** start SOURCE MATERIAL **
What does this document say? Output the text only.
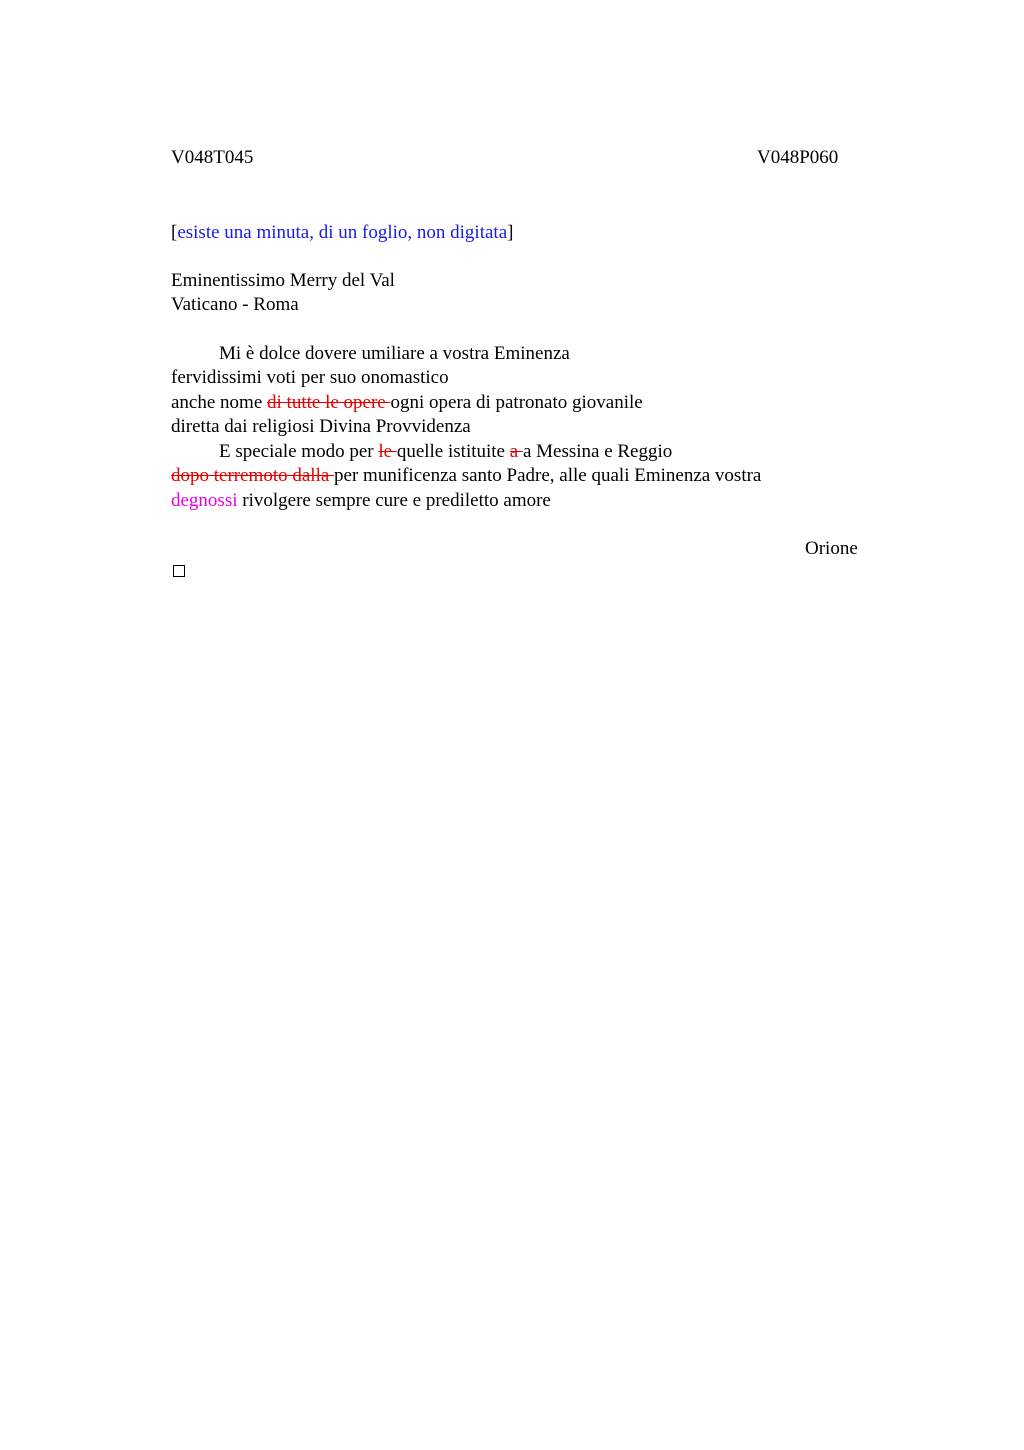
V048T045	V048P060
[esiste una minuta, di un foglio, non digitata]
Eminentissimo Merry del Val
Vaticano - Roma
Mi è dolce dovere umiliare a vostra Eminenza
fervidissimi voti per suo onomastico
anche nome di tutte le opere ogni opera di patronato giovanile
diretta dai religiosi Divina Provvidenza
E speciale modo per le quelle istituite a a Messina e Reggio
dopo terremoto dalla per munificenza santo Padre, alle quali Eminenza vostra
degnossi rivolgere sempre cure e prediletto amore
Orione
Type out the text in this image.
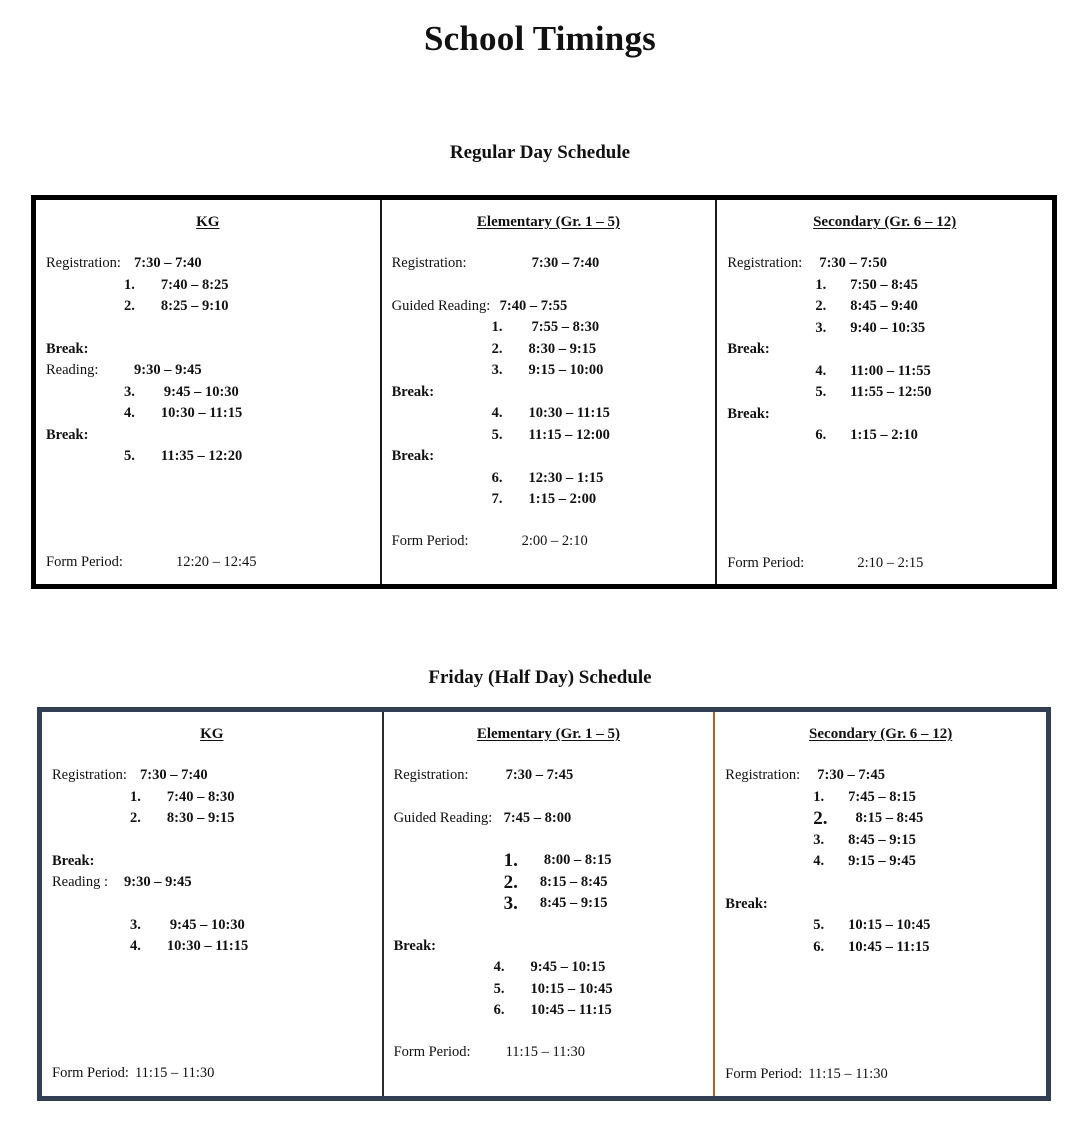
School Timings
Regular Day Schedule
KG
Registration: 7:30 – 7:40
1. 7:40 – 8:25
2. 8:25 – 9:10
Break:
Reading:	9:30 – 9:45
3. 9:45 – 10:30
4. 10:30 – 11:15
Break:
5. 11:35 – 12:20
Form Period:	12:20 – 12:45
Elementary (Gr. 1 – 5)
Registration:	7:30 – 7:40
Guided Reading: 7:40 – 7:55
1. 7:55 – 8:30
2. 8:30 – 9:15
3. 9:15 – 10:00
Break:
4. 10:30 – 11:15
5. 11:15 – 12:00
Break:
6. 12:30 – 1:15
7. 1:15 – 2:00
Form Period:	2:00 – 2:10
Secondary (Gr. 6 – 12)
Registration:	7:30 – 7:50
1. 7:50 – 8:45
2. 8:45 – 9:40
3. 9:40 – 10:35
Break:
4. 11:00 – 11:55
5. 11:55 – 12:50
Break:
6. 1:15 – 2:10
Form Period:	2:10 – 2:15
Friday (Half Day) Schedule
KG
Registration: 7:30 – 7:40
1. 7:40 – 8:30
2. 8:30 – 9:15
Break:
Reading :	9:30 – 9:45
3. 9:45 – 10:30
4. 10:30 – 11:15
Form Period: 11:15 – 11:30
Elementary (Gr. 1 – 5)
Registration:	7:30 – 7:45
Guided Reading: 7:45 – 8:00
1. 8:00 – 8:15
2. 8:15 – 8:45
3. 8:45 – 9:15
Break:
4. 9:45 – 10:15
5. 10:15 – 10:45
6. 10:45 – 11:15
Form Period:	11:15 – 11:30
Secondary (Gr. 6 – 12)
Registration:	7:30 – 7:45
1. 7:45 – 8:15
2. 8:15 – 8:45
3. 8:45 – 9:15
4. 9:15 – 9:45
Break:
5. 10:15 – 10:45
6. 10:45 – 11:15
Form Period: 11:15 – 11:30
** end SOURCE MATERIAL **
> **WHAT IS EXPECTED**
Without including any pictures, print each record exactly.

> **CORRECT OUTPUT**
What does this document say? Output the text only.
V048T045	V048P060
[esiste una minuta, di un foglio, non digitata]
Eminentissimo Merry del Val
Vaticano - Roma
Mi è dolce dovere umiliare a vostra Eminenza
fervidissimi voti per suo onomastico
anche nome di tutte le opere ogni opera di patronato giovanile
diretta dai religiosi Divina Provvidenza
E speciale modo per le quelle istituite a a Messina e Reggio
dopo terremoto dalla per munificenza santo Padre, alle quali Eminenza vostra
degnossi rivolgere sempre cure e prediletto amore
Orione
Type out the text in this image.
School Timings
Regular Day Schedule
KG
Registration: 7:30 – 7:40
1. 7:40 – 8:25
2. 8:25 – 9:10
Break:
Reading:	9:30 – 9:45
3. 9:45 – 10:30
4. 10:30 – 11:15
Break:
5. 11:35 – 12:20
Form Period:	12:20 – 12:45
Elementary (Gr. 1 – 5)
Registration:	7:30 – 7:40
Guided Reading: 7:40 – 7:55
1. 7:55 – 8:30
2. 8:30 – 9:15
3. 9:15 – 10:00
Break:
4. 10:30 – 11:15
5. 11:15 – 12:00
Break:
6. 12:30 – 1:15
7. 1:15 – 2:00
Form Period:	2:00 – 2:10
Secondary (Gr. 6 – 12)
Registration:	7:30 – 7:50
1. 7:50 – 8:45
2. 8:45 – 9:40
3. 9:40 – 10:35
Break:
4. 11:00 – 11:55
5. 11:55 – 12:50
Break:
6. 1:15 – 2:10
Form Period:	2:10 – 2:15
Friday (Half Day) Schedule
KG
Registration: 7:30 – 7:40
1. 7:40 – 8:30
2. 8:30 – 9:15
Break:
Reading :	9:30 – 9:45
3. 9:45 – 10:30
4. 10:30 – 11:15
Form Period: 11:15 – 11:30
Elementary (Gr. 1 – 5)
Registration:	7:30 – 7:45
Guided Reading: 7:45 – 8:00
1. 8:00 – 8:15
2. 8:15 – 8:45
3. 8:45 – 9:15
Break:
4. 9:45 – 10:15
5. 10:15 – 10:45
6. 10:45 – 11:15
Form Period:	11:15 – 11:30
Secondary (Gr. 6 – 12)
Registration:	7:30 – 7:45
1. 7:45 – 8:15
2. 8:15 – 8:45
3. 8:45 – 9:15
4. 9:15 – 9:45
Break:
5. 10:15 – 10:45
6. 10:45 – 11:15
Form Period: 11:15 – 11:30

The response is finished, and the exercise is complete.